## Task prompt
Repeat each line of the material below exactly as it appears, minus any pictures.

## Material for the task
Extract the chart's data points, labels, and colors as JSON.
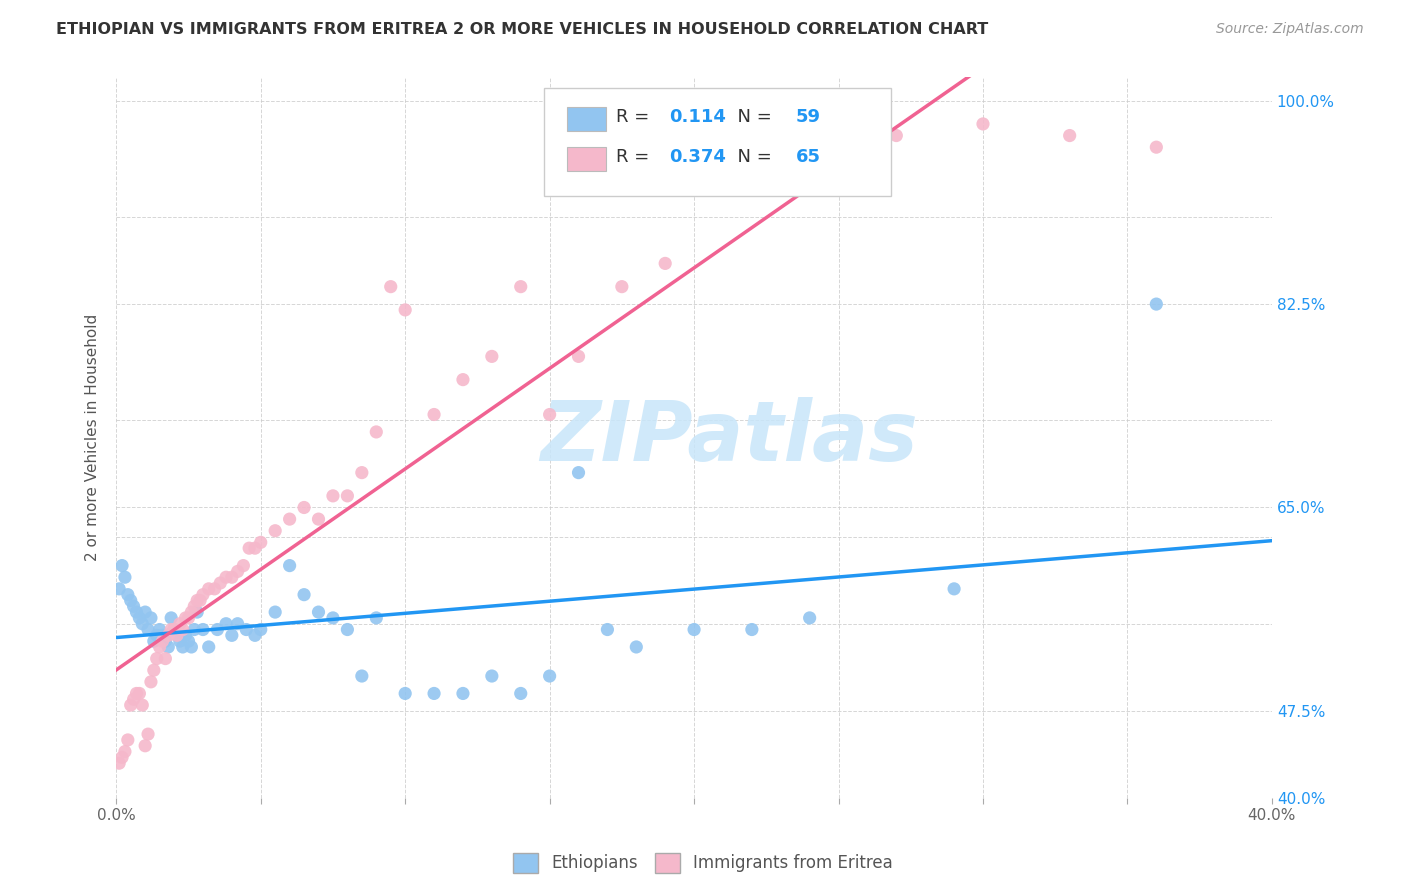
{
  "title": "ETHIOPIAN VS IMMIGRANTS FROM ERITREA 2 OR MORE VEHICLES IN HOUSEHOLD CORRELATION CHART",
  "source": "Source: ZipAtlas.com",
  "ylabel": "2 or more Vehicles in Household",
  "x_min": 0.0,
  "x_max": 0.4,
  "y_min": 0.4,
  "y_max": 1.02,
  "x_tick_positions": [
    0.0,
    0.05,
    0.1,
    0.15,
    0.2,
    0.25,
    0.3,
    0.35,
    0.4
  ],
  "x_tick_labels": [
    "0.0%",
    "",
    "",
    "",
    "",
    "",
    "",
    "",
    "40.0%"
  ],
  "y_tick_positions": [
    0.4,
    0.475,
    0.55,
    0.625,
    0.65,
    0.725,
    0.825,
    0.9,
    1.0
  ],
  "y_tick_labels_right": [
    "40.0%",
    "47.5%",
    "",
    "",
    "65.0%",
    "",
    "82.5%",
    "",
    "100.0%"
  ],
  "blue_R": "0.114",
  "blue_N": "59",
  "pink_R": "0.374",
  "pink_N": "65",
  "blue_color": "#92C5F0",
  "pink_color": "#F5B8CB",
  "blue_line_color": "#2196F3",
  "pink_line_color": "#F06292",
  "watermark_text": "ZIPatlas",
  "watermark_color": "#C8E6FA",
  "legend_labels": [
    "Ethiopians",
    "Immigrants from Eritrea"
  ],
  "blue_scatter_x": [
    0.001,
    0.002,
    0.003,
    0.004,
    0.005,
    0.006,
    0.007,
    0.008,
    0.009,
    0.01,
    0.011,
    0.012,
    0.013,
    0.014,
    0.015,
    0.016,
    0.017,
    0.018,
    0.019,
    0.02,
    0.021,
    0.022,
    0.023,
    0.024,
    0.025,
    0.026,
    0.027,
    0.028,
    0.03,
    0.032,
    0.035,
    0.038,
    0.04,
    0.042,
    0.045,
    0.048,
    0.05,
    0.055,
    0.06,
    0.065,
    0.07,
    0.075,
    0.08,
    0.085,
    0.09,
    0.1,
    0.11,
    0.12,
    0.13,
    0.14,
    0.15,
    0.16,
    0.17,
    0.18,
    0.2,
    0.22,
    0.24,
    0.29,
    0.36
  ],
  "blue_scatter_y": [
    0.58,
    0.6,
    0.59,
    0.575,
    0.57,
    0.565,
    0.56,
    0.555,
    0.55,
    0.56,
    0.545,
    0.555,
    0.535,
    0.54,
    0.545,
    0.54,
    0.535,
    0.53,
    0.555,
    0.545,
    0.54,
    0.535,
    0.53,
    0.54,
    0.535,
    0.53,
    0.545,
    0.56,
    0.545,
    0.53,
    0.545,
    0.55,
    0.54,
    0.55,
    0.545,
    0.54,
    0.545,
    0.56,
    0.6,
    0.575,
    0.56,
    0.555,
    0.545,
    0.505,
    0.555,
    0.49,
    0.49,
    0.49,
    0.505,
    0.49,
    0.505,
    0.68,
    0.545,
    0.53,
    0.545,
    0.545,
    0.555,
    0.58,
    0.825
  ],
  "pink_scatter_x": [
    0.001,
    0.002,
    0.003,
    0.004,
    0.005,
    0.006,
    0.007,
    0.008,
    0.009,
    0.01,
    0.011,
    0.012,
    0.013,
    0.014,
    0.015,
    0.016,
    0.017,
    0.018,
    0.019,
    0.02,
    0.021,
    0.022,
    0.023,
    0.024,
    0.025,
    0.026,
    0.027,
    0.028,
    0.029,
    0.03,
    0.032,
    0.034,
    0.036,
    0.038,
    0.04,
    0.042,
    0.044,
    0.046,
    0.048,
    0.05,
    0.055,
    0.06,
    0.065,
    0.07,
    0.075,
    0.08,
    0.085,
    0.09,
    0.095,
    0.1,
    0.11,
    0.12,
    0.13,
    0.14,
    0.15,
    0.16,
    0.175,
    0.19,
    0.21,
    0.23,
    0.25,
    0.27,
    0.3,
    0.33,
    0.36
  ],
  "pink_scatter_y": [
    0.43,
    0.435,
    0.44,
    0.45,
    0.48,
    0.485,
    0.49,
    0.49,
    0.48,
    0.445,
    0.455,
    0.5,
    0.51,
    0.52,
    0.53,
    0.535,
    0.52,
    0.54,
    0.545,
    0.545,
    0.54,
    0.55,
    0.545,
    0.555,
    0.555,
    0.56,
    0.565,
    0.57,
    0.57,
    0.575,
    0.58,
    0.58,
    0.585,
    0.59,
    0.59,
    0.595,
    0.6,
    0.615,
    0.615,
    0.62,
    0.63,
    0.64,
    0.65,
    0.64,
    0.66,
    0.66,
    0.68,
    0.715,
    0.84,
    0.82,
    0.73,
    0.76,
    0.78,
    0.84,
    0.73,
    0.78,
    0.84,
    0.86,
    0.97,
    0.98,
    0.96,
    0.97,
    0.98,
    0.97,
    0.96
  ]
}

## Exercise response
Extract the chart's data points, labels, and colors as JSON.
{
  "title": "ETHIOPIAN VS IMMIGRANTS FROM ERITREA 2 OR MORE VEHICLES IN HOUSEHOLD CORRELATION CHART",
  "source": "Source: ZipAtlas.com",
  "ylabel": "2 or more Vehicles in Household",
  "x_min": 0.0,
  "x_max": 0.4,
  "y_min": 0.4,
  "y_max": 1.02,
  "x_tick_positions": [
    0.0,
    0.05,
    0.1,
    0.15,
    0.2,
    0.25,
    0.3,
    0.35,
    0.4
  ],
  "x_tick_labels": [
    "0.0%",
    "",
    "",
    "",
    "",
    "",
    "",
    "",
    "40.0%"
  ],
  "y_tick_positions": [
    0.4,
    0.475,
    0.55,
    0.625,
    0.65,
    0.725,
    0.825,
    0.9,
    1.0
  ],
  "y_tick_labels_right": [
    "40.0%",
    "47.5%",
    "",
    "",
    "65.0%",
    "",
    "82.5%",
    "",
    "100.0%"
  ],
  "blue_R": "0.114",
  "blue_N": "59",
  "pink_R": "0.374",
  "pink_N": "65",
  "blue_color": "#92C5F0",
  "pink_color": "#F5B8CB",
  "blue_line_color": "#2196F3",
  "pink_line_color": "#F06292",
  "watermark_text": "ZIPatlas",
  "watermark_color": "#C8E6FA",
  "legend_labels": [
    "Ethiopians",
    "Immigrants from Eritrea"
  ],
  "blue_scatter_x": [
    0.001,
    0.002,
    0.003,
    0.004,
    0.005,
    0.006,
    0.007,
    0.008,
    0.009,
    0.01,
    0.011,
    0.012,
    0.013,
    0.014,
    0.015,
    0.016,
    0.017,
    0.018,
    0.019,
    0.02,
    0.021,
    0.022,
    0.023,
    0.024,
    0.025,
    0.026,
    0.027,
    0.028,
    0.03,
    0.032,
    0.035,
    0.038,
    0.04,
    0.042,
    0.045,
    0.048,
    0.05,
    0.055,
    0.06,
    0.065,
    0.07,
    0.075,
    0.08,
    0.085,
    0.09,
    0.1,
    0.11,
    0.12,
    0.13,
    0.14,
    0.15,
    0.16,
    0.17,
    0.18,
    0.2,
    0.22,
    0.24,
    0.29,
    0.36
  ],
  "blue_scatter_y": [
    0.58,
    0.6,
    0.59,
    0.575,
    0.57,
    0.565,
    0.56,
    0.555,
    0.55,
    0.56,
    0.545,
    0.555,
    0.535,
    0.54,
    0.545,
    0.54,
    0.535,
    0.53,
    0.555,
    0.545,
    0.54,
    0.535,
    0.53,
    0.54,
    0.535,
    0.53,
    0.545,
    0.56,
    0.545,
    0.53,
    0.545,
    0.55,
    0.54,
    0.55,
    0.545,
    0.54,
    0.545,
    0.56,
    0.6,
    0.575,
    0.56,
    0.555,
    0.545,
    0.505,
    0.555,
    0.49,
    0.49,
    0.49,
    0.505,
    0.49,
    0.505,
    0.68,
    0.545,
    0.53,
    0.545,
    0.545,
    0.555,
    0.58,
    0.825
  ],
  "pink_scatter_x": [
    0.001,
    0.002,
    0.003,
    0.004,
    0.005,
    0.006,
    0.007,
    0.008,
    0.009,
    0.01,
    0.011,
    0.012,
    0.013,
    0.014,
    0.015,
    0.016,
    0.017,
    0.018,
    0.019,
    0.02,
    0.021,
    0.022,
    0.023,
    0.024,
    0.025,
    0.026,
    0.027,
    0.028,
    0.029,
    0.03,
    0.032,
    0.034,
    0.036,
    0.038,
    0.04,
    0.042,
    0.044,
    0.046,
    0.048,
    0.05,
    0.055,
    0.06,
    0.065,
    0.07,
    0.075,
    0.08,
    0.085,
    0.09,
    0.095,
    0.1,
    0.11,
    0.12,
    0.13,
    0.14,
    0.15,
    0.16,
    0.175,
    0.19,
    0.21,
    0.23,
    0.25,
    0.27,
    0.3,
    0.33,
    0.36
  ],
  "pink_scatter_y": [
    0.43,
    0.435,
    0.44,
    0.45,
    0.48,
    0.485,
    0.49,
    0.49,
    0.48,
    0.445,
    0.455,
    0.5,
    0.51,
    0.52,
    0.53,
    0.535,
    0.52,
    0.54,
    0.545,
    0.545,
    0.54,
    0.55,
    0.545,
    0.555,
    0.555,
    0.56,
    0.565,
    0.57,
    0.57,
    0.575,
    0.58,
    0.58,
    0.585,
    0.59,
    0.59,
    0.595,
    0.6,
    0.615,
    0.615,
    0.62,
    0.63,
    0.64,
    0.65,
    0.64,
    0.66,
    0.66,
    0.68,
    0.715,
    0.84,
    0.82,
    0.73,
    0.76,
    0.78,
    0.84,
    0.73,
    0.78,
    0.84,
    0.86,
    0.97,
    0.98,
    0.96,
    0.97,
    0.98,
    0.97,
    0.96
  ]
}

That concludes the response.